◆ TASK DIRECTIONS: Copy out exactly the lines from the one containing "Extract all readable text from this page." through the end of the records, and no pictures.

◆ AVAILABLE DATA:
■ ■ ■ ■ ■ ■ ■

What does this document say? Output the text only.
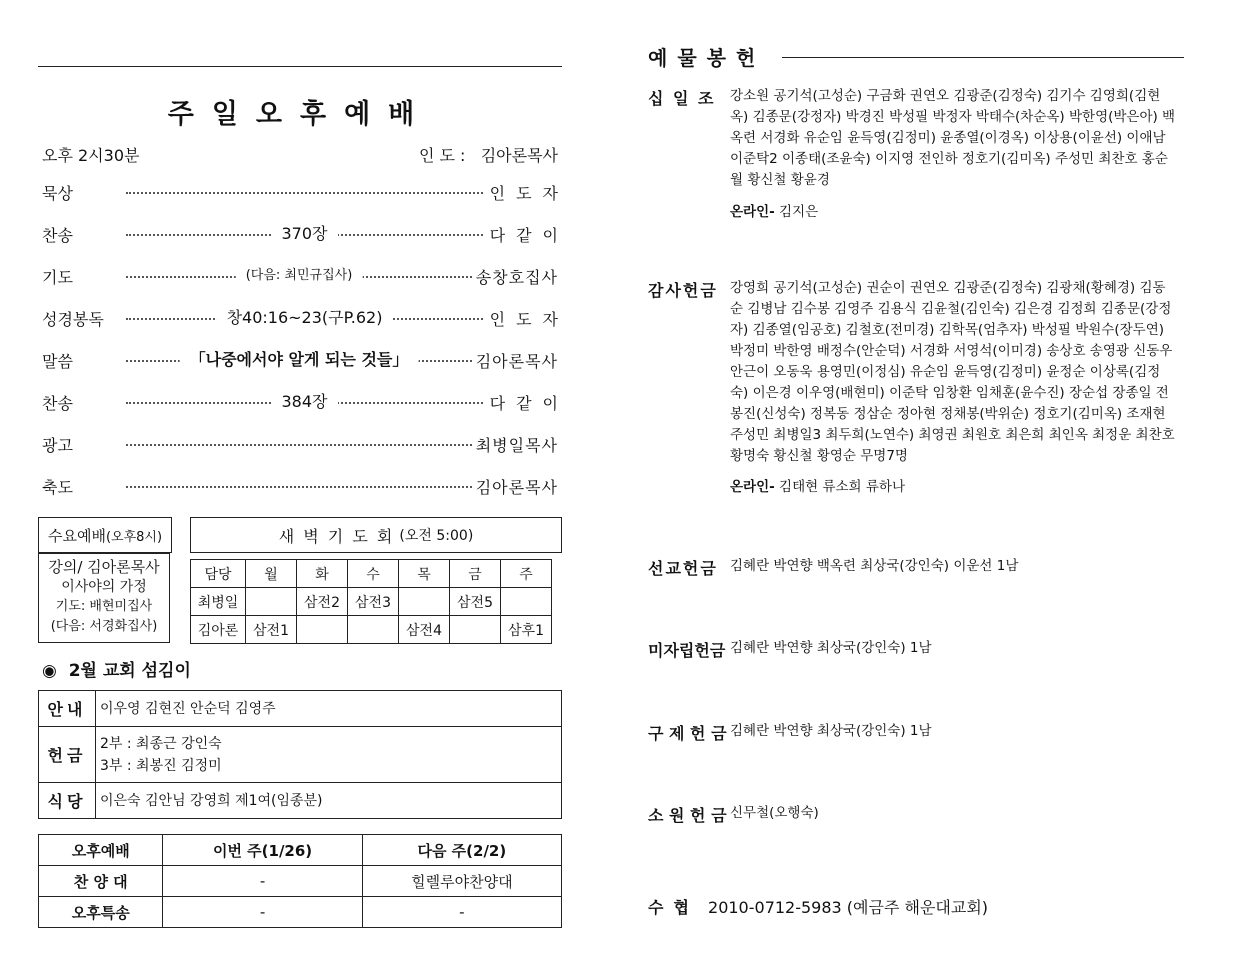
주일오후예배
오후 2시30분	인 도 : 김아론목사
묵상	인도자
찬송	370장	다같이
기도	(다음: 최민규집사)	송창호집사
성경봉독	창40:16~23(구P.62)	인도자
말씀	「나중에서야 알게 되는 것들」	김아론목사
찬송	384장	다같이
광고	최병일목사
축도	김아론목사
수요예배 (오후8시)
강의/ 김아론목사
이사야의 가정
기도: 배현미집사
(다음: 서경화집사)
새 벽 기 도 회
(오전 5:00)
담당	월	화	수	목	금	주
최병일		삼전2	삼전3		삼전5	
김아론	삼전1			삼전4		삼후1
◉ 2월 교회 섬김이
안내	이우영 김현진 안순덕 김영주

헌금	2부 : 최종근 강인숙
3부 : 최봉진 김정미

식당	이은숙 김안님 강영희 제1여(임종분)
오후예배	이번 주(1/26)	다음 주(2/2)
찬 양 대	-	힐렐루야찬양대
오후특송	-	-
예물봉헌
십 일 조	강소원 공기석(고성순) 구금화 권연오 김광준(김정숙) 김기수 김영희(김현옥) 김종문(강정자) 박경진 박성필 박정자 박태수(차순옥) 박한영(박은아) 백옥련 서경화 유순임 윤득영(김정미) 윤종열(이경옥) 이상용(이윤선) 이애남 이준탁2 이종태(조윤숙) 이지영 전인하 정호기(김미옥) 주성민 최찬호 홍순월 황신철 황윤경
온라인- 김지은
감사헌금 강영희 공기석(고성순) 권순이 권연오 김광준(김정숙) 김광채(황혜경) 김동순 김병남 김수봉 김영주 김용식 김윤철(김인숙) 김은경 김정희 김종문(강정자) 김종열(임공호) 김철호(전미경) 김학목(엄추자) 박성필 박원수(장두연) 박정미 박한영 배정수(안순덕) 서경화 서영석(이미경) 송상호 송영광 신동우 안근이 오동욱 용영민(이정심) 유순임 윤득영(김정미) 윤정순 이상록(김정숙) 이은경 이우영(배현미) 이준탁 임창환 임채훈(윤수진) 장순섭 장종일 전봉진(신성숙) 정복동 정삼순 정아현 정채봉(박위순) 정호기(김미옥) 조재현 주성민 최병일3 최두희(노연수) 최영권 최원호 최은희 최인옥 최정운 최찬호 황명숙 황신철 황영순 무명7명
온라인- 김태현 류소희 류하나
선교헌금 김혜란 박연향 백옥련 최상국(강인숙) 이운선 1남
미자립헌금 김혜란 박연향 최상국(강인숙) 1남
구 제 헌 금 김혜란 박연향 최상국(강인숙) 1남
소 원 헌 금 신무철(오행숙)
수협 2010-0712-5983 (예금주 해운대교회)
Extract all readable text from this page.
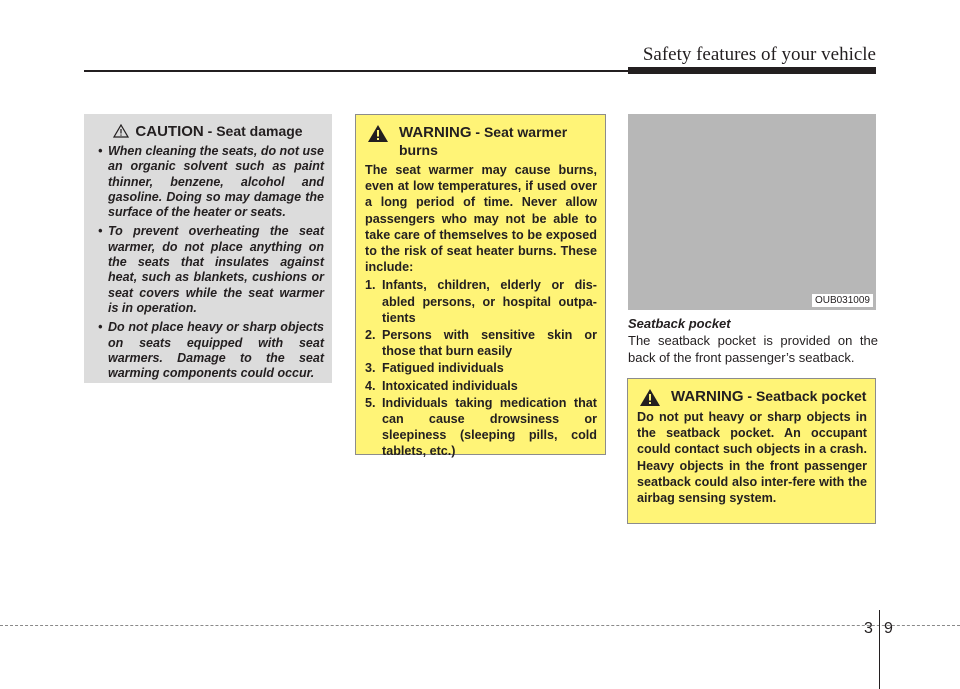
Safety features of your vehicle
CAUTION - Seat damage
• When cleaning the seats, do not use an organic solvent such as paint thinner, benzene, alcohol and gasoline. Doing so may damage the surface of the heater or seats.
• To prevent overheating the seat warmer, do not place anything on the seats that insulates against heat, such as blankets, cushions or seat covers while the seat warmer is in operation.
• Do not place heavy or sharp objects on seats equipped with seat warmers. Damage to the seat warming components could occur.
WARNING - Seat warmer burns

The seat warmer may cause burns, even at low temperatures, if used over a long period of time. Never allow passengers who may not be able to take care of themselves to be exposed to the risk of seat heater burns. These include:

1. Infants, children, elderly or dis-abled persons, or hospital outpa-tients
2. Persons with sensitive skin or those that burn easily
3. Fatigued individuals
4. Intoxicated individuals
5. Individuals taking medication that can cause drowsiness or sleepiness (sleeping pills, cold tablets, etc.)
OUB031009
Seatback pocket
The seatback pocket is provided on the back of the front passenger’s seatback.
WARNING - Seatback pocket

Do not put heavy or sharp objects in the seatback pocket. An occupant could contact such objects in a crash. Heavy objects in the front passenger seatback could also inter-fere with the airbag sensing system.

3 9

■ ■ ■ ■ ■ ■ ■

◆ THE REPLY:
Extract all readable text from this page.
Safety features of your vehicle
CAUTION - Seat damage
• When cleaning the seats, do not use an organic solvent such as paint thinner, benzene, alcohol and gasoline. Doing so may damage the surface of the heater or seats.
• To prevent overheating the seat warmer, do not place anything on the seats that insulates against heat, such as blankets, cushions or seat covers while the seat warmer is in operation.
• Do not place heavy or sharp objects on seats equipped with seat warmers. Damage to the seat warming components could occur.
WARNING - Seat warmer burns

The seat warmer may cause burns, even at low temperatures, if used over a long period of time. Never allow passengers who may not be able to take care of themselves to be exposed to the risk of seat heater burns. These include:

1. Infants, children, elderly or dis-abled persons, or hospital outpa-tients
2. Persons with sensitive skin or those that burn easily
3. Fatigued individuals
4. Intoxicated individuals
5. Individuals taking medication that can cause drowsiness or sleepiness (sleeping pills, cold tablets, etc.)
OUB031009
Seatback pocket
The seatback pocket is provided on the back of the front passenger’s seatback.
WARNING - Seatback pocket

Do not put heavy or sharp objects in the seatback pocket. An occupant could contact such objects in a crash. Heavy objects in the front passenger seatback could also inter-fere with the airbag sensing system.

3 9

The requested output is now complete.